◆ WHAT YOU NEED TO DO ◆
Look for "Détection" in the listing below. Gather each line that contains it.

◆ DATA TO USE ◆
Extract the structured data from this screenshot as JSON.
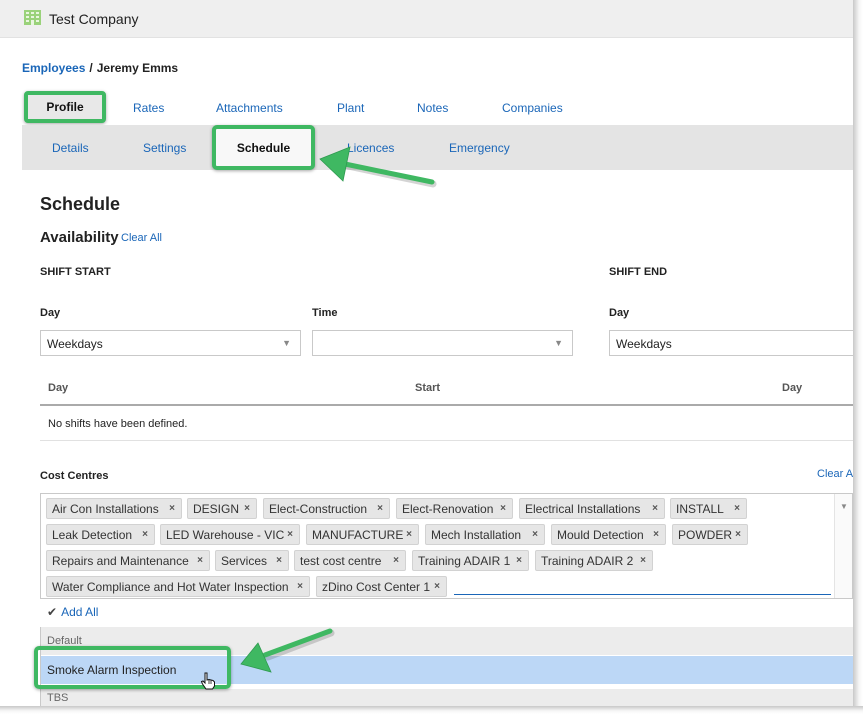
{
  "app": {
    "company_name": "Test Company",
    "icon": "building-icon"
  },
  "breadcrumb": {
    "parent": "Employees",
    "separator": "/",
    "current": "Jeremy Emms"
  },
  "tabs": {
    "profile": "Profile",
    "rates": "Rates",
    "attachments": "Attachments",
    "plant": "Plant",
    "notes": "Notes",
    "companies": "Companies"
  },
  "subtabs": {
    "details": "Details",
    "settings": "Settings",
    "schedule": "Schedule",
    "licences": "Licences",
    "emergency": "Emergency"
  },
  "schedule": {
    "title": "Schedule",
    "availability_title": "Availability",
    "clear_all": "Clear All",
    "shift_start": "SHIFT START",
    "shift_end": "SHIFT END",
    "day_label": "Day",
    "time_label": "Time",
    "start_day_value": "Weekdays",
    "start_time_value": "",
    "end_day_label": "Day",
    "end_day_value": "Weekdays"
  },
  "shifts_table": {
    "columns": [
      "Day",
      "Start",
      "Day"
    ],
    "empty_message": "No shifts have been defined."
  },
  "cost_centres": {
    "label": "Cost Centres",
    "clear_all": "Clear A",
    "selected": [
      "Air Con Installations",
      "DESIGN",
      "Elect-Construction",
      "Elect-Renovation",
      "Electrical Installations",
      "INSTALL",
      "Leak Detection",
      "LED Warehouse - VIC",
      "MANUFACTURE",
      "Mech Installation",
      "Mould Detection",
      "POWDER",
      "Repairs and Maintenance",
      "Services",
      "test cost centre",
      "Training ADAIR 1",
      "Training ADAIR 2",
      "Water Compliance and Hot Water Inspection",
      "zDino Cost Center 1"
    ],
    "remove_glyph": "×",
    "add_all": "Add All",
    "dropdown": {
      "group_default": "Default",
      "highlighted_option": "Smoke Alarm Inspection",
      "group_tbs": "TBS"
    }
  },
  "colors": {
    "highlight_green": "#3fb862",
    "link_blue": "#1a66b8",
    "option_highlight": "#bcd7f6"
  }
}
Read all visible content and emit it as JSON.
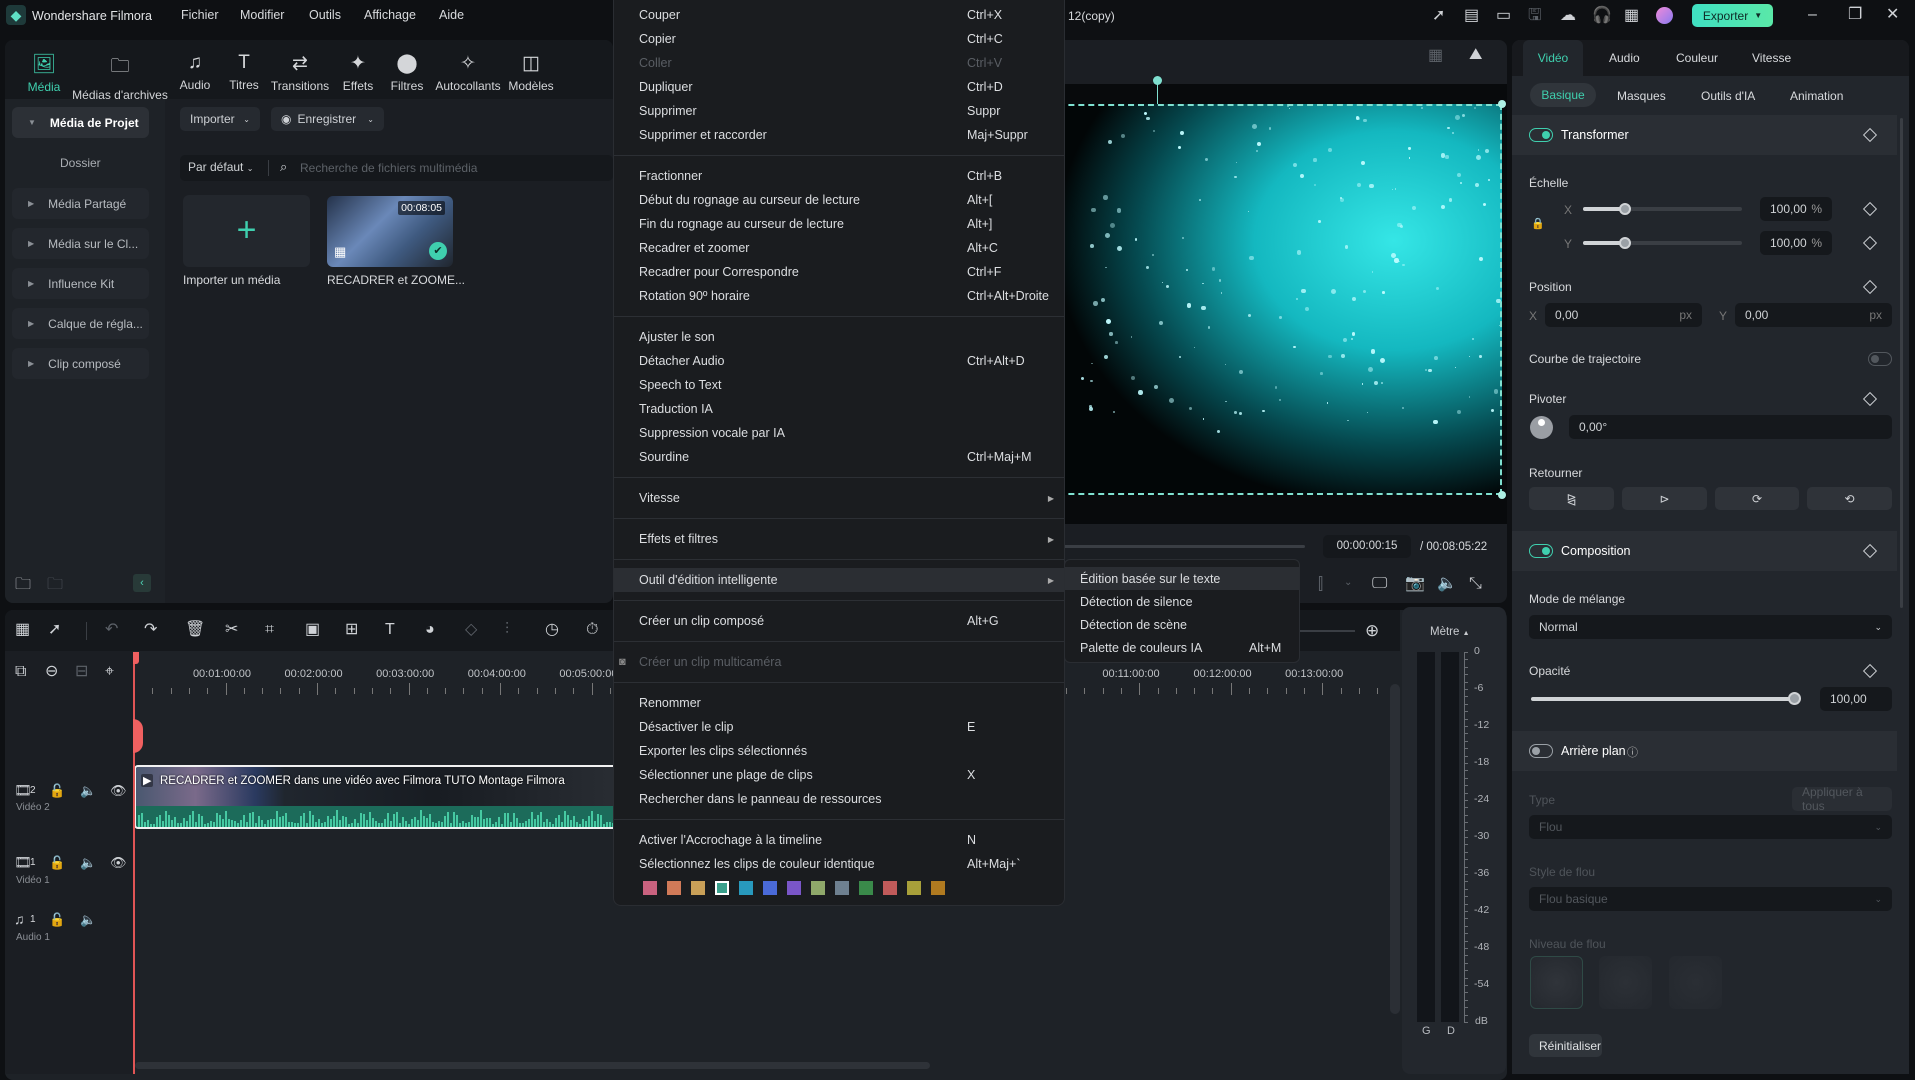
{
  "app": {
    "title": "Wondershare Filmora",
    "project_title": "12(copy)",
    "menu": [
      "Fichier",
      "Modifier",
      "Outils",
      "Affichage",
      "Aide"
    ],
    "export_label": "Exporter",
    "accent": "#3fcfae"
  },
  "toolbar": [
    {
      "label": "Média",
      "icon": "media-icon",
      "active": true
    },
    {
      "label": "Médias d'archives",
      "icon": "stock-media-icon"
    },
    {
      "label": "Audio",
      "icon": "music-note-icon"
    },
    {
      "label": "Titres",
      "icon": "title-icon"
    },
    {
      "label": "Transitions",
      "icon": "transitions-icon"
    },
    {
      "label": "Effets",
      "icon": "effects-icon"
    },
    {
      "label": "Filtres",
      "icon": "filters-icon"
    },
    {
      "label": "Autocollants",
      "icon": "stickers-icon"
    },
    {
      "label": "Modèles",
      "icon": "templates-icon"
    }
  ],
  "sidebar": {
    "items": [
      "Média de Projet",
      "Dossier",
      "Média Partagé",
      "Média sur le Cl...",
      "Influence Kit",
      "Calque de régla...",
      "Clip composé"
    ]
  },
  "media": {
    "import_btn": "Importer",
    "record_btn": "Enregistrer",
    "sort": "Par défaut",
    "search_placeholder": "Recherche de fichiers multimédia",
    "import_card": "Importer un média",
    "clip_name": "RECADRER et ZOOME...",
    "clip_duration": "00:08:05"
  },
  "preview": {
    "current_time": "00:00:00:15",
    "total_time": "/ 00:08:05:22"
  },
  "context_menu": [
    {
      "label": "Couper",
      "shortcut": "Ctrl+X"
    },
    {
      "label": "Copier",
      "shortcut": "Ctrl+C"
    },
    {
      "label": "Coller",
      "shortcut": "Ctrl+V",
      "disabled": true
    },
    {
      "label": "Dupliquer",
      "shortcut": "Ctrl+D"
    },
    {
      "label": "Supprimer",
      "shortcut": "Suppr"
    },
    {
      "label": "Supprimer et raccorder",
      "shortcut": "Maj+Suppr"
    },
    {
      "sep": true
    },
    {
      "label": "Fractionner",
      "shortcut": "Ctrl+B"
    },
    {
      "label": "Début du rognage au curseur de lecture",
      "shortcut": "Alt+["
    },
    {
      "label": "Fin du rognage au curseur de lecture",
      "shortcut": "Alt+]"
    },
    {
      "label": "Recadrer et zoomer",
      "shortcut": "Alt+C"
    },
    {
      "label": "Recadrer pour Correspondre",
      "shortcut": "Ctrl+F"
    },
    {
      "label": "Rotation 90º horaire",
      "shortcut": "Ctrl+Alt+Droite"
    },
    {
      "sep": true
    },
    {
      "label": "Ajuster le son"
    },
    {
      "label": "Détacher Audio",
      "shortcut": "Ctrl+Alt+D"
    },
    {
      "label": "Speech to Text"
    },
    {
      "label": "Traduction IA"
    },
    {
      "label": "Suppression vocale par IA"
    },
    {
      "label": "Sourdine",
      "shortcut": "Ctrl+Maj+M"
    },
    {
      "sep": true
    },
    {
      "label": "Vitesse",
      "submenu": true
    },
    {
      "sep": true
    },
    {
      "label": "Effets et filtres",
      "submenu": true
    },
    {
      "sep": true
    },
    {
      "label": "Outil d'édition intelligente",
      "submenu": true,
      "highlighted": true
    },
    {
      "sep": true
    },
    {
      "label": "Créer un clip composé",
      "shortcut": "Alt+G"
    },
    {
      "sep": true
    },
    {
      "label": "Créer un clip multicaméra",
      "disabled": true
    },
    {
      "sep": true
    },
    {
      "label": "Renommer"
    },
    {
      "label": "Désactiver le clip",
      "shortcut": "E"
    },
    {
      "label": "Exporter les clips sélectionnés"
    },
    {
      "label": "Sélectionner une plage de clips",
      "shortcut": "X"
    },
    {
      "label": "Rechercher dans le panneau de ressources"
    },
    {
      "sep": true
    },
    {
      "label": "Activer l'Accrochage à la timeline",
      "shortcut": "N"
    },
    {
      "label": "Sélectionnez les clips de couleur identique",
      "shortcut": "Alt+Maj+`"
    }
  ],
  "color_swatches": [
    "#c9627f",
    "#d17a58",
    "#c9a058",
    "#3aa08c",
    "#2899bd",
    "#4a6ad8",
    "#7a56c8",
    "#8fa86a",
    "#6e8090",
    "#3a8a4a",
    "#c05a5a",
    "#a8a03a",
    "#b07a20"
  ],
  "selected_swatch": 3,
  "submenu": [
    {
      "label": "Édition basée sur le texte",
      "highlighted": true
    },
    {
      "label": "Détection de silence"
    },
    {
      "label": "Détection de scène"
    },
    {
      "label": "Palette de couleurs IA",
      "shortcut": "Alt+M"
    }
  ],
  "timeline": {
    "ruler_left": [
      "00:01:00:00",
      "00:02:00:00",
      "00:03:00:00",
      "00:04:00:00",
      "00:05:00:00"
    ],
    "ruler_right": [
      "00:11:00:00",
      "00:12:00:00",
      "00:13:00:00"
    ],
    "clip_title": "RECADRER et ZOOMER dans une vidéo avec Filmora  TUTO Montage Filmora",
    "tracks": [
      {
        "num": "2",
        "label": "Vidéo 2"
      },
      {
        "num": "1",
        "label": "Vidéo 1"
      },
      {
        "num": "1",
        "label": "Audio 1"
      }
    ],
    "meter_label": "Mètre",
    "meter_scale": [
      "0",
      "-6",
      "-12",
      "-18",
      "-24",
      "-30",
      "-36",
      "-42",
      "-48",
      "-54",
      "dB"
    ],
    "meter_channels": [
      "G",
      "D"
    ]
  },
  "properties": {
    "tabs": [
      "Vidéo",
      "Audio",
      "Couleur",
      "Vitesse"
    ],
    "subtabs": [
      "Basique",
      "Masques",
      "Outils d'IA",
      "Animation"
    ],
    "transform": "Transformer",
    "scale": "Échelle",
    "scale_x": "100,00",
    "scale_y": "100,00",
    "scale_level": 0.25,
    "percent": "%",
    "x": "X",
    "y": "Y",
    "position": "Position",
    "pos_x": "0,00",
    "pos_y": "0,00",
    "px": "px",
    "trajectory": "Courbe de trajectoire",
    "rotate": "Pivoter",
    "rotate_val": "0,00°",
    "flip": "Retourner",
    "composition": "Composition",
    "blend_mode": "Mode de mélange",
    "blend_val": "Normal",
    "opacity": "Opacité",
    "opacity_val": "100,00",
    "opacity_level": 1.0,
    "background": "Arrière plan",
    "type": "Type",
    "apply_all": "Appliquer à tous",
    "type_val": "Flou",
    "blur_style": "Style de flou",
    "blur_style_val": "Flou basique",
    "blur_level": "Niveau de flou",
    "reset": "Réinitialiser"
  }
}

◆ EXERCISE ANSWER ◆
      "label": "Détection de silence"
      "label": "Détection de scène"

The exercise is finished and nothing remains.